__Provided records__
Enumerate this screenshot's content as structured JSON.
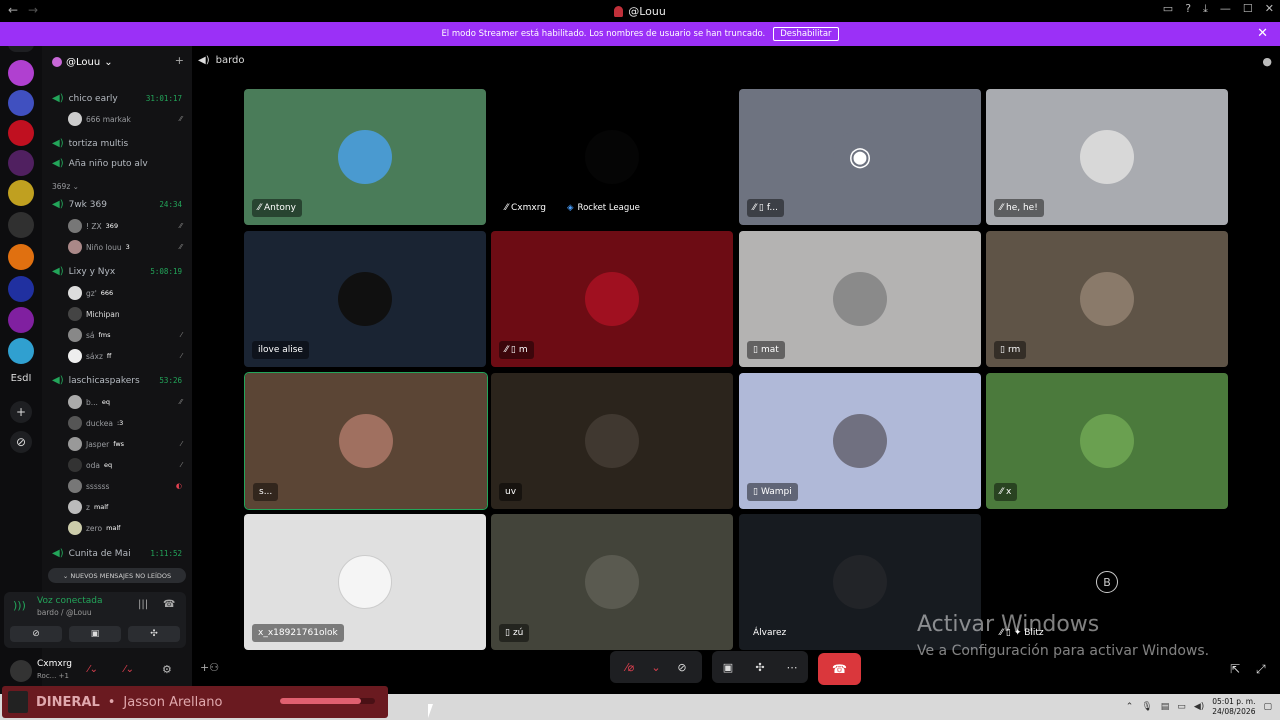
{
  "window": {
    "title": "@Louu",
    "nav_back": "←",
    "nav_fwd": "→",
    "controls": [
      "▭",
      "?",
      "⤓",
      "—",
      "☐",
      "✕"
    ]
  },
  "banner": {
    "text": "El modo Streamer está habilitado. Los nombres de usuario se han truncado.",
    "button": "Deshabilitar",
    "close": "✕"
  },
  "guilds": {
    "dm_icon": "discord-icon",
    "text_server": "EsdI",
    "add": "+",
    "explore": "⊘",
    "colors": [
      "#b040d0",
      "#4050c0",
      "#c01020",
      "#502060",
      "#c0a020",
      "#303030",
      "#e07010",
      "#2030a0",
      "#8020a0",
      "#30a0d0"
    ]
  },
  "server": {
    "name": "@Louu",
    "chevron": "⌄",
    "add_member": "+"
  },
  "channels": [
    {
      "name": "chico early",
      "time": "31:01:17",
      "members": [
        {
          "name": "666 markak",
          "icons": "⁄⁄"
        }
      ]
    },
    {
      "name": "tortiza multis",
      "time": "",
      "members": []
    },
    {
      "name": "Aña niño puto alv",
      "time": "",
      "members": []
    }
  ],
  "category": "369z ⌄",
  "channels2": [
    {
      "name": "7wk 369",
      "time": "24:34",
      "members": [
        {
          "name": "! ZX",
          "badge": "369",
          "icons": "⁄⁄"
        },
        {
          "name": "Niño louu",
          "badge": "3",
          "icons": "⁄⁄"
        }
      ]
    },
    {
      "name": "Lixy y Nyx",
      "time": "5:08:19",
      "members": [
        {
          "name": "gz'",
          "badge": "666",
          "icons": ""
        },
        {
          "name": "Michipan",
          "badge": "",
          "icons": ""
        },
        {
          "name": "sá",
          "badge": "fms",
          "icons": "⁄"
        },
        {
          "name": "sáxz",
          "badge": "ff",
          "icons": "⁄"
        }
      ]
    },
    {
      "name": "laschicaspakers",
      "time": "53:26",
      "members": [
        {
          "name": "b...",
          "badge": "eq",
          "icons": "⁄⁄"
        },
        {
          "name": "duckea",
          "badge": ":3",
          "icons": ""
        },
        {
          "name": "Jasper",
          "badge": "fws",
          "icons": "⁄"
        },
        {
          "name": "oda",
          "badge": "eq",
          "icons": "⁄"
        },
        {
          "name": "ssssss",
          "badge": "",
          "icons": "◐"
        },
        {
          "name": "z",
          "badge": "malf",
          "icons": ""
        },
        {
          "name": "zero",
          "badge": "malf",
          "icons": ""
        }
      ]
    },
    {
      "name": "Cunita de Mai",
      "time": "1:11:52",
      "members": []
    }
  ],
  "new_messages": "⌄ NUEVOS MENSAJES NO LEÍDOS",
  "voice": {
    "status": "Voz conectada",
    "channel": "bardo / @Louu"
  },
  "user": {
    "name": "Cxmxrg",
    "sub": "Roc... +1"
  },
  "main": {
    "channel": "bardo"
  },
  "tiles": [
    {
      "name": "Antony",
      "bg": "#4a7c59",
      "av": "#4a9ad0",
      "lbl_icon": "⁄⁄"
    },
    {
      "name": "Cxmxrg",
      "bg": "#000000",
      "av": "#050505",
      "lbl_icon": "⁄⁄",
      "game": "Rocket League"
    },
    {
      "name": "f...",
      "bg": "#6e7380",
      "av": "#5865f2",
      "lbl_icon": "⁄⁄ ▯"
    },
    {
      "name": "he, he!",
      "bg": "#a9abb0",
      "av": "#d8d8d8",
      "lbl_icon": "⁄⁄"
    },
    {
      "name": "ilove alise",
      "bg": "#1a2433",
      "av": "#101010",
      "lbl_icon": ""
    },
    {
      "name": "m",
      "bg": "#6d0c14",
      "av": "#a01020",
      "lbl_icon": "⁄⁄ ▯"
    },
    {
      "name": "mat",
      "bg": "#b4b3b2",
      "av": "#8a8a8a",
      "lbl_icon": "▯"
    },
    {
      "name": "rm",
      "bg": "#5f5447",
      "av": "#8a7a6a",
      "lbl_icon": "▯"
    },
    {
      "name": "s...",
      "bg": "#5b4535",
      "av": "#a07060",
      "lbl_icon": ""
    },
    {
      "name": "uv",
      "bg": "#2b241c",
      "av": "#403830",
      "lbl_icon": ""
    },
    {
      "name": "Wampi",
      "bg": "#b0b9d8",
      "av": "#707080",
      "lbl_icon": "▯"
    },
    {
      "name": "x",
      "bg": "#4b7a3c",
      "av": "#6aa050",
      "lbl_icon": "⁄⁄"
    },
    {
      "name": "x_x18921761olok",
      "bg": "#e0e0e0",
      "av": "#f5f5f5",
      "lbl_icon": ""
    },
    {
      "name": "zú",
      "bg": "#43443a",
      "av": "#5a5a50",
      "lbl_icon": "▯"
    },
    {
      "name": "Álvarez",
      "bg": "#171b20",
      "av": "#222428",
      "lbl_icon": ""
    },
    {
      "name": "✦ Blitz",
      "bg": "#000000",
      "av": "#000000",
      "lbl_icon": "⁄⁄ ▯"
    }
  ],
  "watermark": {
    "line1": "Activar Windows",
    "line2": "Ve a Configuración para activar Windows."
  },
  "music": {
    "song": "DINERAL",
    "sep": "•",
    "artist": "Jasson Arellano",
    "progress": 0.85
  },
  "clock": {
    "time": "05:01 p. m.",
    "date": "24/08/2026"
  }
}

__What you are asked to do__
Exclude the pictures and transcribe all of the entries exactly.

__Solution for this exercise__
Enumerate this screenshot's content as structured JSON.
{
  "window": {
    "title": "@Louu",
    "nav_back": "←",
    "nav_fwd": "→",
    "controls": [
      "▭",
      "?",
      "⤓",
      "—",
      "☐",
      "✕"
    ]
  },
  "banner": {
    "text": "El modo Streamer está habilitado. Los nombres de usuario se han truncado.",
    "button": "Deshabilitar",
    "close": "✕"
  },
  "guilds": {
    "dm_icon": "discord-icon",
    "text_server": "EsdI",
    "add": "+",
    "explore": "⊘",
    "colors": [
      "#b040d0",
      "#4050c0",
      "#c01020",
      "#502060",
      "#c0a020",
      "#303030",
      "#e07010",
      "#2030a0",
      "#8020a0",
      "#30a0d0"
    ]
  },
  "server": {
    "name": "@Louu",
    "chevron": "⌄",
    "add_member": "+"
  },
  "channels": [
    {
      "name": "chico early",
      "time": "31:01:17",
      "members": [
        {
          "name": "666 markak",
          "icons": "⁄⁄"
        }
      ]
    },
    {
      "name": "tortiza multis",
      "time": "",
      "members": []
    },
    {
      "name": "Aña niño puto alv",
      "time": "",
      "members": []
    }
  ],
  "category": "369z ⌄",
  "channels2": [
    {
      "name": "7wk 369",
      "time": "24:34",
      "members": [
        {
          "name": "! ZX",
          "badge": "369",
          "icons": "⁄⁄"
        },
        {
          "name": "Niño louu",
          "badge": "3",
          "icons": "⁄⁄"
        }
      ]
    },
    {
      "name": "Lixy y Nyx",
      "time": "5:08:19",
      "members": [
        {
          "name": "gz'",
          "badge": "666",
          "icons": ""
        },
        {
          "name": "Michipan",
          "badge": "",
          "icons": ""
        },
        {
          "name": "sá",
          "badge": "fms",
          "icons": "⁄"
        },
        {
          "name": "sáxz",
          "badge": "ff",
          "icons": "⁄"
        }
      ]
    },
    {
      "name": "laschicaspakers",
      "time": "53:26",
      "members": [
        {
          "name": "b...",
          "badge": "eq",
          "icons": "⁄⁄"
        },
        {
          "name": "duckea",
          "badge": ":3",
          "icons": ""
        },
        {
          "name": "Jasper",
          "badge": "fws",
          "icons": "⁄"
        },
        {
          "name": "oda",
          "badge": "eq",
          "icons": "⁄"
        },
        {
          "name": "ssssss",
          "badge": "",
          "icons": "◐"
        },
        {
          "name": "z",
          "badge": "malf",
          "icons": ""
        },
        {
          "name": "zero",
          "badge": "malf",
          "icons": ""
        }
      ]
    },
    {
      "name": "Cunita de Mai",
      "time": "1:11:52",
      "members": []
    }
  ],
  "new_messages": "⌄ NUEVOS MENSAJES NO LEÍDOS",
  "voice": {
    "status": "Voz conectada",
    "channel": "bardo / @Louu"
  },
  "user": {
    "name": "Cxmxrg",
    "sub": "Roc... +1"
  },
  "main": {
    "channel": "bardo"
  },
  "tiles": [
    {
      "name": "Antony",
      "bg": "#4a7c59",
      "av": "#4a9ad0",
      "lbl_icon": "⁄⁄"
    },
    {
      "name": "Cxmxrg",
      "bg": "#000000",
      "av": "#050505",
      "lbl_icon": "⁄⁄",
      "game": "Rocket League"
    },
    {
      "name": "f...",
      "bg": "#6e7380",
      "av": "#5865f2",
      "lbl_icon": "⁄⁄ ▯"
    },
    {
      "name": "he, he!",
      "bg": "#a9abb0",
      "av": "#d8d8d8",
      "lbl_icon": "⁄⁄"
    },
    {
      "name": "ilove alise",
      "bg": "#1a2433",
      "av": "#101010",
      "lbl_icon": ""
    },
    {
      "name": "m",
      "bg": "#6d0c14",
      "av": "#a01020",
      "lbl_icon": "⁄⁄ ▯"
    },
    {
      "name": "mat",
      "bg": "#b4b3b2",
      "av": "#8a8a8a",
      "lbl_icon": "▯"
    },
    {
      "name": "rm",
      "bg": "#5f5447",
      "av": "#8a7a6a",
      "lbl_icon": "▯"
    },
    {
      "name": "s...",
      "bg": "#5b4535",
      "av": "#a07060",
      "lbl_icon": ""
    },
    {
      "name": "uv",
      "bg": "#2b241c",
      "av": "#403830",
      "lbl_icon": ""
    },
    {
      "name": "Wampi",
      "bg": "#b0b9d8",
      "av": "#707080",
      "lbl_icon": "▯"
    },
    {
      "name": "x",
      "bg": "#4b7a3c",
      "av": "#6aa050",
      "lbl_icon": "⁄⁄"
    },
    {
      "name": "x_x18921761olok",
      "bg": "#e0e0e0",
      "av": "#f5f5f5",
      "lbl_icon": ""
    },
    {
      "name": "zú",
      "bg": "#43443a",
      "av": "#5a5a50",
      "lbl_icon": "▯"
    },
    {
      "name": "Álvarez",
      "bg": "#171b20",
      "av": "#222428",
      "lbl_icon": ""
    },
    {
      "name": "✦ Blitz",
      "bg": "#000000",
      "av": "#000000",
      "lbl_icon": "⁄⁄ ▯"
    }
  ],
  "watermark": {
    "line1": "Activar Windows",
    "line2": "Ve a Configuración para activar Windows."
  },
  "music": {
    "song": "DINERAL",
    "sep": "•",
    "artist": "Jasson Arellano",
    "progress": 0.85
  },
  "clock": {
    "time": "05:01 p. m.",
    "date": "24/08/2026"
  }
}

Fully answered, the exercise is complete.